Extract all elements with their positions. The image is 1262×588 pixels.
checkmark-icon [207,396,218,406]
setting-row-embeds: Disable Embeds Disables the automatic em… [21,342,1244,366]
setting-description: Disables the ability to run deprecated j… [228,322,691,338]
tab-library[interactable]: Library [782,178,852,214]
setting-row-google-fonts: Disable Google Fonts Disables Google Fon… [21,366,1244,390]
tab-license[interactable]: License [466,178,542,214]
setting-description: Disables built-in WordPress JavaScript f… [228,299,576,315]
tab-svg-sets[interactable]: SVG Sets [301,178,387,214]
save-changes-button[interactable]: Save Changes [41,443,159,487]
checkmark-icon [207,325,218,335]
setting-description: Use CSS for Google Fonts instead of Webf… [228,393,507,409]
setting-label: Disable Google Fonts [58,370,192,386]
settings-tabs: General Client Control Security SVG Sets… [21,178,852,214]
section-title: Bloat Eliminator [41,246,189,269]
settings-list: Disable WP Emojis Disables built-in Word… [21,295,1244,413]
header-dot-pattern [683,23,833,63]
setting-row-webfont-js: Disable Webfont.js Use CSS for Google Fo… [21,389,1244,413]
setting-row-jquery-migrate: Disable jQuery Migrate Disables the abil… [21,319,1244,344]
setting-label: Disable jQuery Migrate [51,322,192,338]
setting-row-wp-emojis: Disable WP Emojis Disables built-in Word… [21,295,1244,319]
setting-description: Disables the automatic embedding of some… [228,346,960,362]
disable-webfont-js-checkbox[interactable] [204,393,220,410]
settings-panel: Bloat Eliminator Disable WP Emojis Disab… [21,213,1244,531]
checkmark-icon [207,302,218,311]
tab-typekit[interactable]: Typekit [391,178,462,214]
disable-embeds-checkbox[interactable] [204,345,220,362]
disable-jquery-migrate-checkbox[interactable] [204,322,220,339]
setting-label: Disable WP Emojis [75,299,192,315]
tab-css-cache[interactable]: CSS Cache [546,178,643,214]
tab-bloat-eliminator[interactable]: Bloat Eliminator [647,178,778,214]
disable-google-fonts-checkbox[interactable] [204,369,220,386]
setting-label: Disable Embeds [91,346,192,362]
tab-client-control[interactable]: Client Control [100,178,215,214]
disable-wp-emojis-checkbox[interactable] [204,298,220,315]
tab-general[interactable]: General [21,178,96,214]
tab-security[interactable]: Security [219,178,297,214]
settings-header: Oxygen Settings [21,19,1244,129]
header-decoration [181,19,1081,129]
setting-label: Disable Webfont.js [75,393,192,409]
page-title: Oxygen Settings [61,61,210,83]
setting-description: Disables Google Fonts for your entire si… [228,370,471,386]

▶ **TASK OBJECTIVE**
Convert every line of the material above into a numbered list, omitting any blank lines.

▶ **PROBLEM SOLUTION**
1. Extract all elements with their positions. The image is 1262×588 pixels.
2. checkmark-icon [207,396,218,406]
3. setting-row-embeds: Disable Embeds Disables the automatic em… [21,342,1244,366]
4. setting-description: Disables the ability to run deprecated j… [228,322,691,338]
5. tab-library[interactable]: Library [782,178,852,214]
6. setting-row-google-fonts: Disable Google Fonts Disables Google Fon… [21,366,1244,390]
7. tab-license[interactable]: License [466,178,542,214]
8. setting-description: Disables built-in WordPress JavaScript f… [228,299,576,315]
9. tab-svg-sets[interactable]: SVG Sets [301,178,387,214]
10. save-changes-button[interactable]: Save Changes [41,443,159,487]
11. checkmark-icon [207,325,218,335]
12. setting-description: Use CSS for Google Fonts instead of Webf… [228,393,507,409]
13. setting-label: Disable Google Fonts [58,370,192,386]
14. settings-tabs: General Client Control Security SVG Sets… [21,178,852,214]
15. section-title: Bloat Eliminator [41,246,189,269]
16. settings-list: Disable WP Emojis Disables built-in Word… [21,295,1244,413]
17. header-dot-pattern [683,23,833,63]
18. setting-row-webfont-js: Disable Webfont.js Use CSS for Google Fo… [21,389,1244,413]
19. setting-row-jquery-migrate: Disable jQuery Migrate Disables the abil… [21,319,1244,344]
20. setting-label: Disable jQuery Migrate [51,322,192,338]
21. setting-row-wp-emojis: Disable WP Emojis Disables built-in Word… [21,295,1244,319]
22. setting-description: Disables the automatic embedding of some… [228,346,960,362]
23. disable-webfont-js-checkbox[interactable] [204,393,220,410]
24. settings-panel: Bloat Eliminator Disable WP Emojis Disab… [21,213,1244,531]
25. checkmark-icon [207,302,218,311]
26. tab-typekit[interactable]: Typekit [391,178,462,214]
27. disable-embeds-checkbox[interactable] [204,345,220,362]
28. disable-jquery-migrate-checkbox[interactable] [204,322,220,339]
29. setting-label: Disable WP Emojis [75,299,192,315]
30. tab-css-cache[interactable]: CSS Cache [546,178,643,214]
31. tab-bloat-eliminator[interactable]: Bloat Eliminator [647,178,778,214]
32. disable-google-fonts-checkbox[interactable] [204,369,220,386]
33. setting-label: Disable Embeds [91,346,192,362]
34. tab-client-control[interactable]: Client Control [100,178,215,214]
35. disable-wp-emojis-checkbox[interactable] [204,298,220,315]
36. tab-general[interactable]: General [21,178,96,214]
37. tab-security[interactable]: Security [219,178,297,214]
38. settings-header: Oxygen Settings [21,19,1244,129]
39. header-decoration [181,19,1081,129]
40. setting-label: Disable Webfont.js [75,393,192,409]
41. page-title: Oxygen Settings [61,61,210,83]
42. setting-description: Disables Google Fonts for your entire si… [228,370,471,386]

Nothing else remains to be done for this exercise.